## TASK TO CARRY OUT
Using the entries that follow, collect the lines where the word "device" appears.

[Dataset excerpt]
↓
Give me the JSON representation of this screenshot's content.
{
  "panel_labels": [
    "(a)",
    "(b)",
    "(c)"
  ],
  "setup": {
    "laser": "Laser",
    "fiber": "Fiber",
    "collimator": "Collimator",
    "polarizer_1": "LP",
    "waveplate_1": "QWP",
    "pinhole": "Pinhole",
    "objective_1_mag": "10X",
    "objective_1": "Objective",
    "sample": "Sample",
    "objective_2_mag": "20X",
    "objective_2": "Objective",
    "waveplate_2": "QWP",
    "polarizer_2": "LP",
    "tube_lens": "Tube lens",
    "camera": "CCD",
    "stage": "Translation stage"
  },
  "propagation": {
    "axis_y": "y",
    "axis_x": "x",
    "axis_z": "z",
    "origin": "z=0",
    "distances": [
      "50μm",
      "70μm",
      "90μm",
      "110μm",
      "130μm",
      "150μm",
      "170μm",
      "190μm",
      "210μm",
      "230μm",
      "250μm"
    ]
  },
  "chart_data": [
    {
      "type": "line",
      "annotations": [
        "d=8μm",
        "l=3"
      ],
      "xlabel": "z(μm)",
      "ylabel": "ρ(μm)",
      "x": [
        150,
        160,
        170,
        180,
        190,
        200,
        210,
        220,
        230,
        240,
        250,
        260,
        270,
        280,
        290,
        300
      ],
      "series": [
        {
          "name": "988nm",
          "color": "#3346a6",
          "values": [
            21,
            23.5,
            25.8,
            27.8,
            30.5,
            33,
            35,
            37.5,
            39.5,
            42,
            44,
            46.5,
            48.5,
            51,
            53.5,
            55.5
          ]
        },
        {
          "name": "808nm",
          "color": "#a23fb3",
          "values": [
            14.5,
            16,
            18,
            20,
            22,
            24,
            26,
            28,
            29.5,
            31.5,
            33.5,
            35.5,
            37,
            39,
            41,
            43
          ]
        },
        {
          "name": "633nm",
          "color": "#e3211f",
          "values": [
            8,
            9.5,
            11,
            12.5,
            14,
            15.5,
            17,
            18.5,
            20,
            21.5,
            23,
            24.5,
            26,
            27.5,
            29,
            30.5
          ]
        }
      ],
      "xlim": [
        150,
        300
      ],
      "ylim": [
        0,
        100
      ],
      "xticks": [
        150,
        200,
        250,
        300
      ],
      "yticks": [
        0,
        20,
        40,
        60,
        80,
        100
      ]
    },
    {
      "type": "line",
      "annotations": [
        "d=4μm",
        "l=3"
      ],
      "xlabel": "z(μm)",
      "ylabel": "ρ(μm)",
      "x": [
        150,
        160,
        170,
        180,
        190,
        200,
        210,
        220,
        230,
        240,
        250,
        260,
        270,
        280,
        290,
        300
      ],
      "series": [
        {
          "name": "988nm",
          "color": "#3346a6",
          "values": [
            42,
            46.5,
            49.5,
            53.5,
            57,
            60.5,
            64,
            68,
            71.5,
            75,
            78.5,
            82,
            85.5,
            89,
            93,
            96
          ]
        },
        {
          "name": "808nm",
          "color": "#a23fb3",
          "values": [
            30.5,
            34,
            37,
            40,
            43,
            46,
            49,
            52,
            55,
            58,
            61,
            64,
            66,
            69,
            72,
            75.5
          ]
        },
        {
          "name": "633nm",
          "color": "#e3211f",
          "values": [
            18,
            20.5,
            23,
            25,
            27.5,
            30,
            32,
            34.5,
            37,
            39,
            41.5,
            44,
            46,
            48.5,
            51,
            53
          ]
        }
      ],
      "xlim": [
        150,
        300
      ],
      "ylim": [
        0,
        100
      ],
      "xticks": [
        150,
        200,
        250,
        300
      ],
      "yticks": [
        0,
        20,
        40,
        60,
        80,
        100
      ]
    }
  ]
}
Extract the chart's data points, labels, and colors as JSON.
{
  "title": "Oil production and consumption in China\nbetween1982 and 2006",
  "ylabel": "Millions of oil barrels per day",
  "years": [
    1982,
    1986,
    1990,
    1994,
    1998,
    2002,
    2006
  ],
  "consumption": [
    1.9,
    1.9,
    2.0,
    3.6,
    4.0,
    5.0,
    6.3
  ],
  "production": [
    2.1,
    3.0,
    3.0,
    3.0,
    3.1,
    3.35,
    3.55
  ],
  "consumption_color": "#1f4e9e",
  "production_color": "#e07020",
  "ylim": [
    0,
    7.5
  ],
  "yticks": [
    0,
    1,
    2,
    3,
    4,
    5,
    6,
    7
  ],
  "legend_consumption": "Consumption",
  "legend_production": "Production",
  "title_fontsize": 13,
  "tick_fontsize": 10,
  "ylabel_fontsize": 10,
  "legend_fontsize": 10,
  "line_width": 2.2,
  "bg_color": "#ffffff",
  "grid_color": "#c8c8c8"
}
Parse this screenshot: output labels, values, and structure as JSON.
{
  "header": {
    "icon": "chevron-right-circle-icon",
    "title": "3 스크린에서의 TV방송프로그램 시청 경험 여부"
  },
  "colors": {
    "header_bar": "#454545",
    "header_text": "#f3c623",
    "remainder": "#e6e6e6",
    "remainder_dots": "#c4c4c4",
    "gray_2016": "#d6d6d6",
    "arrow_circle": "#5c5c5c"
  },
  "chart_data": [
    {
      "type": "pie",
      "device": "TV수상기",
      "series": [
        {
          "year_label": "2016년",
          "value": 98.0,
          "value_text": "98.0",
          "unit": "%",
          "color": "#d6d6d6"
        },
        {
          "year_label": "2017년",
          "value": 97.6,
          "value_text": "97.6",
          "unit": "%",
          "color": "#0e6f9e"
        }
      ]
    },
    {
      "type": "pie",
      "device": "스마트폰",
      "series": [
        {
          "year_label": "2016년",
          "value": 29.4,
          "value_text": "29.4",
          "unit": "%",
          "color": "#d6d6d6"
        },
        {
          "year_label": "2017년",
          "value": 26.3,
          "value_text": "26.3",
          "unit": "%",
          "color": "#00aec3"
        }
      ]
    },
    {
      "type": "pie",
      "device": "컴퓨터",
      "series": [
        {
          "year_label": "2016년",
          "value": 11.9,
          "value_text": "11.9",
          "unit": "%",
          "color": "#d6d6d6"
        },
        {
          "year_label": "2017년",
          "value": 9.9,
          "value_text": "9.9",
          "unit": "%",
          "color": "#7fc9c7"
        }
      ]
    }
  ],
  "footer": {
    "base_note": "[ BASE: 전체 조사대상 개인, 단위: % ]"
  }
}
↑
## OUTPUT OF THE TASK
      "device": "TV수상기",
      "device": "스마트폰",
      "device": "컴퓨터",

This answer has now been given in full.